Set exercise:
Scan the lines below for the string "sklepów" and copy every one that has it.

Task material:
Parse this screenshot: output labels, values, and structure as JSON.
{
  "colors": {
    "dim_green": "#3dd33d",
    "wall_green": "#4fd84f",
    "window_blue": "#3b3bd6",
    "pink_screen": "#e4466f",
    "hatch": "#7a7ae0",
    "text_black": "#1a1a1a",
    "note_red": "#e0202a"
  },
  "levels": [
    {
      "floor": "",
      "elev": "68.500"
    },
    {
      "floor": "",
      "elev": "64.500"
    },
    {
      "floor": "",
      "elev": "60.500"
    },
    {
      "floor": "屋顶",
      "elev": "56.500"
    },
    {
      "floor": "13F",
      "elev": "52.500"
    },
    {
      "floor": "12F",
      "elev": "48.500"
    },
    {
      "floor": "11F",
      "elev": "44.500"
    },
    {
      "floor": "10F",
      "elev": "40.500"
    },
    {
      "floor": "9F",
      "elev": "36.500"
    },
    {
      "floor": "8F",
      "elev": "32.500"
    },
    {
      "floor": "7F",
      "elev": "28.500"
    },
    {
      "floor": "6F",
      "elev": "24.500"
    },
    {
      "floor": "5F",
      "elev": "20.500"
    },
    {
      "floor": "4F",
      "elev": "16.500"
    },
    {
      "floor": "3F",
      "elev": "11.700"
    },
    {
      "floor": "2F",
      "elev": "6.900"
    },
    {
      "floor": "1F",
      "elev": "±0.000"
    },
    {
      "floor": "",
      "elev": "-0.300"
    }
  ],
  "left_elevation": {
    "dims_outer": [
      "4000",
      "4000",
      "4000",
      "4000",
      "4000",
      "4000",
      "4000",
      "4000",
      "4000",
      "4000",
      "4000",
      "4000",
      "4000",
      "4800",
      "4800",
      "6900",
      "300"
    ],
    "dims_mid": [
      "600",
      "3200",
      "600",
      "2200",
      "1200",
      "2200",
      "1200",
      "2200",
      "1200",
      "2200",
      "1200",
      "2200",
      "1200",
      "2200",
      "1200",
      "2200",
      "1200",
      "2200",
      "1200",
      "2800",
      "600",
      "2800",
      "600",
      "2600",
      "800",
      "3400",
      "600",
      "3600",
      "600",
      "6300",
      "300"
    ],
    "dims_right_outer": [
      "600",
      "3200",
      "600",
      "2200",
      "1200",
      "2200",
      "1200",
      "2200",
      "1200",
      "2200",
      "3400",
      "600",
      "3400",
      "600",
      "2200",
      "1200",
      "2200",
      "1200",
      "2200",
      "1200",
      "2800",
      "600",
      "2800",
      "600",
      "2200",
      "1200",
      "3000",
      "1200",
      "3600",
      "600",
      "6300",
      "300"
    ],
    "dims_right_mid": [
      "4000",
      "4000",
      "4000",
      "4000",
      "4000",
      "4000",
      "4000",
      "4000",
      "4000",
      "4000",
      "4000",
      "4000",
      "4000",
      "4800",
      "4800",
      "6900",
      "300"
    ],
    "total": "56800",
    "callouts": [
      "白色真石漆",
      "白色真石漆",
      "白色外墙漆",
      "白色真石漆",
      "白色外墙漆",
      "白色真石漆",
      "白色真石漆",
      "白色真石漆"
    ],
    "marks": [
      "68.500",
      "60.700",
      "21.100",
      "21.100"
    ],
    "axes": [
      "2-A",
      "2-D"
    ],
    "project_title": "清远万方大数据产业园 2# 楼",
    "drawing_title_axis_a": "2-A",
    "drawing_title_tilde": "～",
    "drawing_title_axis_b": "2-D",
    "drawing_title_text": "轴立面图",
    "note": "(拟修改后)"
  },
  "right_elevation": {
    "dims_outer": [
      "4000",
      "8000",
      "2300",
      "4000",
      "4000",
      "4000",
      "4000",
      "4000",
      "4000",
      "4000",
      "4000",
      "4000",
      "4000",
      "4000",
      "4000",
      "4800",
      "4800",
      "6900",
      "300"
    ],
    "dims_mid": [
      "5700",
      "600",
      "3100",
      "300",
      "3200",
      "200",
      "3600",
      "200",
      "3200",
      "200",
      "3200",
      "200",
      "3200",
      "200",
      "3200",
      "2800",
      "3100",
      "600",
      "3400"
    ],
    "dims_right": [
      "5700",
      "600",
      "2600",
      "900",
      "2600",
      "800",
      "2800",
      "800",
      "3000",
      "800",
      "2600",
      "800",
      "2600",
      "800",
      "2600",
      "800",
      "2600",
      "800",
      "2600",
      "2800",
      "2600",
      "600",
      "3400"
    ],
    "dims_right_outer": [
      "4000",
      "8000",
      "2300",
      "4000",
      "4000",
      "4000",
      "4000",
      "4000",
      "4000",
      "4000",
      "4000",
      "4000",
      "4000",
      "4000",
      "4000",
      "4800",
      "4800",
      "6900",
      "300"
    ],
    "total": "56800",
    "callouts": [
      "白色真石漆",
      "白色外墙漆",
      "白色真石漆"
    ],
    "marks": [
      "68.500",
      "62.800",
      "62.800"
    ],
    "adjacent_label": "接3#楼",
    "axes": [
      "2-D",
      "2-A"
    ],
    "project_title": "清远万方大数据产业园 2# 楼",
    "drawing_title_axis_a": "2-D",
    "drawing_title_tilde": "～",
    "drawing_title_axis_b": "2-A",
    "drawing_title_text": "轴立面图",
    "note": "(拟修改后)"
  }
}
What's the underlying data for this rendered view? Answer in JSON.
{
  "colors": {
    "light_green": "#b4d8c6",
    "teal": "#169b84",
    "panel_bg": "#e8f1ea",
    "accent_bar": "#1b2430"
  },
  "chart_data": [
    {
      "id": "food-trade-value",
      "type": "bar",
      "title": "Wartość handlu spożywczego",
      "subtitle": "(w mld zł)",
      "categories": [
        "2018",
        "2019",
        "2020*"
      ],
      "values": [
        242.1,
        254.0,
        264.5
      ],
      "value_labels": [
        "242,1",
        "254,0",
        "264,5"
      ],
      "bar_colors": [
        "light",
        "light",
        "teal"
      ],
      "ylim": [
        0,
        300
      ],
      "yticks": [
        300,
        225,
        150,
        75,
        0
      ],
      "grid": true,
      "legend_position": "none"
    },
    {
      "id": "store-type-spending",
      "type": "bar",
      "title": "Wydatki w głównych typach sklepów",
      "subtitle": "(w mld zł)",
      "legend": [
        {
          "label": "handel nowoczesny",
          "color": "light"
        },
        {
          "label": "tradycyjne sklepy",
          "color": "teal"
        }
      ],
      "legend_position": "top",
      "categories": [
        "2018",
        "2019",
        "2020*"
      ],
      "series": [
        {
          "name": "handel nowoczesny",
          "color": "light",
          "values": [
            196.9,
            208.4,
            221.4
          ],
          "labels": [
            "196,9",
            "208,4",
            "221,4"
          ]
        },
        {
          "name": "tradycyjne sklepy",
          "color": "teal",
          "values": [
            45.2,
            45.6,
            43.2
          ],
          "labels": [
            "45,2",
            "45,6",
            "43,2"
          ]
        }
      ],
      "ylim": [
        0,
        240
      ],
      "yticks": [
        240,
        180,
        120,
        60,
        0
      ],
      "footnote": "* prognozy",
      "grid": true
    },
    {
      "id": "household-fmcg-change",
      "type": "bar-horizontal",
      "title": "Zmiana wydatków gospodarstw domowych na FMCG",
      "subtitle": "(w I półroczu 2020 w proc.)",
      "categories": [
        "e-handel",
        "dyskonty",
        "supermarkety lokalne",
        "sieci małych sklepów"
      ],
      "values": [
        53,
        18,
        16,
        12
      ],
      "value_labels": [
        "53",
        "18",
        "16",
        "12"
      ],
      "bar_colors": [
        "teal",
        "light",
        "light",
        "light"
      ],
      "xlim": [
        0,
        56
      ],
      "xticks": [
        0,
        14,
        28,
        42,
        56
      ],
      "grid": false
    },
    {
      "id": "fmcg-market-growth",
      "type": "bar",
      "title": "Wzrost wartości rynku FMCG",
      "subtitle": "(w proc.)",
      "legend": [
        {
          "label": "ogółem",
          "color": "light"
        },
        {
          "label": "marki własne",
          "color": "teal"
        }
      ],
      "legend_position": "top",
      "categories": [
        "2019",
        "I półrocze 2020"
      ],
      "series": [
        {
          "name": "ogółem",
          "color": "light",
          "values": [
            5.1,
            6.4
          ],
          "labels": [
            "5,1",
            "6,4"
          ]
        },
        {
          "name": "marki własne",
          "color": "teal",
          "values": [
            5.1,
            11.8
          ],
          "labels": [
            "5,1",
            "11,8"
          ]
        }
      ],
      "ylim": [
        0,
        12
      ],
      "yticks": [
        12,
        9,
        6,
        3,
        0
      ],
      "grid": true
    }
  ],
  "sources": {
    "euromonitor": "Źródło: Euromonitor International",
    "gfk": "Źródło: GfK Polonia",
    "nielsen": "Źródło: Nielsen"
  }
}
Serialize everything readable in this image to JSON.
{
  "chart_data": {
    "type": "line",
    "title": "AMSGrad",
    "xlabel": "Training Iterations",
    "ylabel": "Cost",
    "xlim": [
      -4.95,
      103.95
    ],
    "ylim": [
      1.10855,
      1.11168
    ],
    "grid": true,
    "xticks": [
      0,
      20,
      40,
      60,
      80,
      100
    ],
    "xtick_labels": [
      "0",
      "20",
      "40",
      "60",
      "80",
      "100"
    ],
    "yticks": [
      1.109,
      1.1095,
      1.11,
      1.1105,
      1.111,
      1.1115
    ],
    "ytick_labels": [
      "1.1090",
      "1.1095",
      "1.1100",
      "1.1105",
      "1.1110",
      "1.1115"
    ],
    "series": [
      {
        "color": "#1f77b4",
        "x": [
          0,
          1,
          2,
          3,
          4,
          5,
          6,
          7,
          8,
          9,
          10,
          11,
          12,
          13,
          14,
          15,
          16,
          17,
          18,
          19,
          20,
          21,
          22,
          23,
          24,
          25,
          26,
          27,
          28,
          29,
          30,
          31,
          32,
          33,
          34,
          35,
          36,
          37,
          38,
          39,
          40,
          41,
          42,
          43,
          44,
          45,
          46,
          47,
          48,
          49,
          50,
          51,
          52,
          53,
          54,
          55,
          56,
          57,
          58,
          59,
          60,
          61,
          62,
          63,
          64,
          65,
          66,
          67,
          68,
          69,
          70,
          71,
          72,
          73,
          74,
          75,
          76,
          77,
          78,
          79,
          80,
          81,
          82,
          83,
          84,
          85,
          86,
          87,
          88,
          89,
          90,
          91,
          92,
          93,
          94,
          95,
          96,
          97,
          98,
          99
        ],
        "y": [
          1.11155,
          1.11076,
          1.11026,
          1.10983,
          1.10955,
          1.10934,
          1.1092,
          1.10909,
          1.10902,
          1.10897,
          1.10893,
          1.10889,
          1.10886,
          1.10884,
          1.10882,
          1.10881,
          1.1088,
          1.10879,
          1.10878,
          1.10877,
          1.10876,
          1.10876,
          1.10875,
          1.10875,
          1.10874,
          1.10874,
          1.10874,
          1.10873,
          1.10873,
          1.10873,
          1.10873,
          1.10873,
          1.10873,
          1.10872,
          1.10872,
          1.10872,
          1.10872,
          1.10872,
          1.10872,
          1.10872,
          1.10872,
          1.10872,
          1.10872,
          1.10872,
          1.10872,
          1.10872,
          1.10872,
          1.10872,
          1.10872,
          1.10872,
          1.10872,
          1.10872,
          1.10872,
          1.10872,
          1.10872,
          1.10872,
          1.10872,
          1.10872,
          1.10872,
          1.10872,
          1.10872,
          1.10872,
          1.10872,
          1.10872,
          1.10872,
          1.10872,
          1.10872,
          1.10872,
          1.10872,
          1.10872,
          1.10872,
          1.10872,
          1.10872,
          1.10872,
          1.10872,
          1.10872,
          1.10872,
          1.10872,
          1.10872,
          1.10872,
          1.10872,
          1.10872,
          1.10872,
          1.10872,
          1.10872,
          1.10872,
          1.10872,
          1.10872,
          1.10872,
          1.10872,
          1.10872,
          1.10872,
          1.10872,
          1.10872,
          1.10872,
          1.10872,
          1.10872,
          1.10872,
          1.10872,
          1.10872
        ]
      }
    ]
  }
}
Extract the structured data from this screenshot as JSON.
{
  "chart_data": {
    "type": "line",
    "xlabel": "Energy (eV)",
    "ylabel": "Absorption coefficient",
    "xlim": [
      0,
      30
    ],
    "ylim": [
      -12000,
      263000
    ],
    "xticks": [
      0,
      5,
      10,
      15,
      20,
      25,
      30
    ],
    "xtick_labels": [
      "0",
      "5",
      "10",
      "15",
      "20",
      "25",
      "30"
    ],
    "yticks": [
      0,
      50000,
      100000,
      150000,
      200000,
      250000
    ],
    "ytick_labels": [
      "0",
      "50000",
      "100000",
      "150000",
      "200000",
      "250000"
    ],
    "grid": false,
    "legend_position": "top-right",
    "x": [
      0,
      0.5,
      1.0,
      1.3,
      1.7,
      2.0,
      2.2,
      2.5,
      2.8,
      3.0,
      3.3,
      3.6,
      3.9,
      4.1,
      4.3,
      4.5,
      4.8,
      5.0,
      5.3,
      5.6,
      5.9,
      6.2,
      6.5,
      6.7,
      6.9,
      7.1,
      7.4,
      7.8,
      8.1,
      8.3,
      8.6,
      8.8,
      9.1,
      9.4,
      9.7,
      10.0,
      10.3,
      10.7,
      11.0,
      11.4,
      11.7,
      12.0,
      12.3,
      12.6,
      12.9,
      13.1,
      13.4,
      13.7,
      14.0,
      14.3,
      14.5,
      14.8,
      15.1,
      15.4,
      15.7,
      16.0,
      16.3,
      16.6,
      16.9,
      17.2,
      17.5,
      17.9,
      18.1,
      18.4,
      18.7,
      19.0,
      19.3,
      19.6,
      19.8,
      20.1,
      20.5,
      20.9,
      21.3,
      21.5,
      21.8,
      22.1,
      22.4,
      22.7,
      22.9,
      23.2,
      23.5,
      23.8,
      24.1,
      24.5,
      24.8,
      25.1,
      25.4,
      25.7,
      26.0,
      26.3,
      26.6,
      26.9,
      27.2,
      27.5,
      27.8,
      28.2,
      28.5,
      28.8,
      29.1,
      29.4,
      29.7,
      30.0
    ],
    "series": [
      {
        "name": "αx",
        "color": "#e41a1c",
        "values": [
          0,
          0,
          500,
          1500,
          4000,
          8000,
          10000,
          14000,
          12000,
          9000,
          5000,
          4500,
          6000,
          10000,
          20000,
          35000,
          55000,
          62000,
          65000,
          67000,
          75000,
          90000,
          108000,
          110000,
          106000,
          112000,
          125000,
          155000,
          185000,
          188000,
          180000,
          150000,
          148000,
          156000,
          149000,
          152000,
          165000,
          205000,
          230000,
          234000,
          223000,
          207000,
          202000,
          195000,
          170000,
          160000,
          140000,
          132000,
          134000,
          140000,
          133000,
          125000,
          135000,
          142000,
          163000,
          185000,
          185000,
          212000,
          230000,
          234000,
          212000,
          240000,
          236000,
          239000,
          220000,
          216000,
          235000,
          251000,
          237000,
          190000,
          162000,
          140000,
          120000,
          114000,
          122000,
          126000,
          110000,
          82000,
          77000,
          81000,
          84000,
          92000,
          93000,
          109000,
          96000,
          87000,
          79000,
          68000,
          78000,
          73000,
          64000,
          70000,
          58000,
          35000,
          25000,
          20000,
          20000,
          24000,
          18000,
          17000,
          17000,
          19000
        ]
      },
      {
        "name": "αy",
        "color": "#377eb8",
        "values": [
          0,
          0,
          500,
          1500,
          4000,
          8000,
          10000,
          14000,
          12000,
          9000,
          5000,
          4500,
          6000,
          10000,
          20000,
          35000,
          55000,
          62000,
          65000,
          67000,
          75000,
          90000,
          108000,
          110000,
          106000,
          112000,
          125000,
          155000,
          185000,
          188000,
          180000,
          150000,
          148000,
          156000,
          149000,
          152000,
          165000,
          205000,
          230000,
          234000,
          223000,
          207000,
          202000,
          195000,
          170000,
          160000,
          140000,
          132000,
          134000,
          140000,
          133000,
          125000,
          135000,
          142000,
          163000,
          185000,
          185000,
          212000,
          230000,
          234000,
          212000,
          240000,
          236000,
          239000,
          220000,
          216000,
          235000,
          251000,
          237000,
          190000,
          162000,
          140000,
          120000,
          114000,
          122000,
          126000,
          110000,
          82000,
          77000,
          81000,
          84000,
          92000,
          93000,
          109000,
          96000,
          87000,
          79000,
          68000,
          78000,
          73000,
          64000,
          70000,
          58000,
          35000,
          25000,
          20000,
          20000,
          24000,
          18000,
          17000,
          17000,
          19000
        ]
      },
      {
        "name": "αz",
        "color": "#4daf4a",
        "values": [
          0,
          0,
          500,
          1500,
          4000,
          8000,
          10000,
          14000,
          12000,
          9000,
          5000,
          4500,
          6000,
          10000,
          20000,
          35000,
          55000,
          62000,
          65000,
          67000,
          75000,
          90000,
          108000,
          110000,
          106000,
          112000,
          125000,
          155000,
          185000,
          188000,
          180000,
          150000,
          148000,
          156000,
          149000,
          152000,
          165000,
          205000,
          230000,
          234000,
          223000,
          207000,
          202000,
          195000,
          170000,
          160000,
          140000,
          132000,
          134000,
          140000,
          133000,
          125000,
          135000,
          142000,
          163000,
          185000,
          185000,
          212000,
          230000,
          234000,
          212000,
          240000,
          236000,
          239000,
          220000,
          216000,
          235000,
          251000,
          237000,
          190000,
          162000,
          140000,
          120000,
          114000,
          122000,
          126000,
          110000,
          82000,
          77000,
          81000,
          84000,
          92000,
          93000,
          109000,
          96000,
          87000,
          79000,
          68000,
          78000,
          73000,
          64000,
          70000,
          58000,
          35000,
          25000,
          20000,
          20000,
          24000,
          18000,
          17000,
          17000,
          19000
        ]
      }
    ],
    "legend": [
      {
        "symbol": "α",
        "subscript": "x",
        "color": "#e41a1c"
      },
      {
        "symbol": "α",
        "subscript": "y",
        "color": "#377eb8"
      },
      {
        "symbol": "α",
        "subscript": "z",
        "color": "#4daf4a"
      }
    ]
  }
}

In response:
      "title": "Wydatki w głównych typach sklepów",
        "sieci małych sklepów"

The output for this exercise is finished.